Provided information -
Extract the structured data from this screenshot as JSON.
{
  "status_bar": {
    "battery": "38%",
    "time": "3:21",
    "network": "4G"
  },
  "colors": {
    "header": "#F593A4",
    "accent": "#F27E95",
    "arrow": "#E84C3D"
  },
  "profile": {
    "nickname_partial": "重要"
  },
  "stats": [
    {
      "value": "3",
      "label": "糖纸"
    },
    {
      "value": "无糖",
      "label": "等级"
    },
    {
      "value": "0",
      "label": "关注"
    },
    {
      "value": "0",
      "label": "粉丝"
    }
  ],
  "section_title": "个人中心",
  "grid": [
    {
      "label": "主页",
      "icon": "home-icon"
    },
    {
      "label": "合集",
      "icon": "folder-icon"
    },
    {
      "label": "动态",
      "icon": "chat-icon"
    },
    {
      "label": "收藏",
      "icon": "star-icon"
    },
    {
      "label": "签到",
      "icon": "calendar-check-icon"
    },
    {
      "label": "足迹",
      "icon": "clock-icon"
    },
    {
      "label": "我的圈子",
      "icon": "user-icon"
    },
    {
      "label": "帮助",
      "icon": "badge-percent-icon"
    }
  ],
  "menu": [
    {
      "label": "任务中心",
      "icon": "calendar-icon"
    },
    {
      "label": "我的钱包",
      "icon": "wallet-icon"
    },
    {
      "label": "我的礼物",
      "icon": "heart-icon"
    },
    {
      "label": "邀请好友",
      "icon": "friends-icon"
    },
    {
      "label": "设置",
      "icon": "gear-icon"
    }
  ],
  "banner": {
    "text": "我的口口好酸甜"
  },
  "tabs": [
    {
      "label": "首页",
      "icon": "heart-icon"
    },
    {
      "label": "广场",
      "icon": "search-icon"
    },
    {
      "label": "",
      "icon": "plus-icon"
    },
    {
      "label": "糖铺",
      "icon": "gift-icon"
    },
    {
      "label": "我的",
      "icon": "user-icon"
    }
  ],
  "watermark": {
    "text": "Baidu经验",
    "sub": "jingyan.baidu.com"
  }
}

The problem -
All the data must be duplicated exactly, with nothing added or removed.

Reply -
Extract the structured data from this screenshot as JSON.
{
  "status_bar": {
    "battery": "38%",
    "time": "3:21",
    "network": "4G"
  },
  "colors": {
    "header": "#F593A4",
    "accent": "#F27E95",
    "arrow": "#E84C3D"
  },
  "profile": {
    "nickname_partial": "重要"
  },
  "stats": [
    {
      "value": "3",
      "label": "糖纸"
    },
    {
      "value": "无糖",
      "label": "等级"
    },
    {
      "value": "0",
      "label": "关注"
    },
    {
      "value": "0",
      "label": "粉丝"
    }
  ],
  "section_title": "个人中心",
  "grid": [
    {
      "label": "主页",
      "icon": "home-icon"
    },
    {
      "label": "合集",
      "icon": "folder-icon"
    },
    {
      "label": "动态",
      "icon": "chat-icon"
    },
    {
      "label": "收藏",
      "icon": "star-icon"
    },
    {
      "label": "签到",
      "icon": "calendar-check-icon"
    },
    {
      "label": "足迹",
      "icon": "clock-icon"
    },
    {
      "label": "我的圈子",
      "icon": "user-icon"
    },
    {
      "label": "帮助",
      "icon": "badge-percent-icon"
    }
  ],
  "menu": [
    {
      "label": "任务中心",
      "icon": "calendar-icon"
    },
    {
      "label": "我的钱包",
      "icon": "wallet-icon"
    },
    {
      "label": "我的礼物",
      "icon": "heart-icon"
    },
    {
      "label": "邀请好友",
      "icon": "friends-icon"
    },
    {
      "label": "设置",
      "icon": "gear-icon"
    }
  ],
  "banner": {
    "text": "我的口口好酸甜"
  },
  "tabs": [
    {
      "label": "首页",
      "icon": "heart-icon"
    },
    {
      "label": "广场",
      "icon": "search-icon"
    },
    {
      "label": "",
      "icon": "plus-icon"
    },
    {
      "label": "糖铺",
      "icon": "gift-icon"
    },
    {
      "label": "我的",
      "icon": "user-icon"
    }
  ],
  "watermark": {
    "text": "Baidu经验",
    "sub": "jingyan.baidu.com"
  }
}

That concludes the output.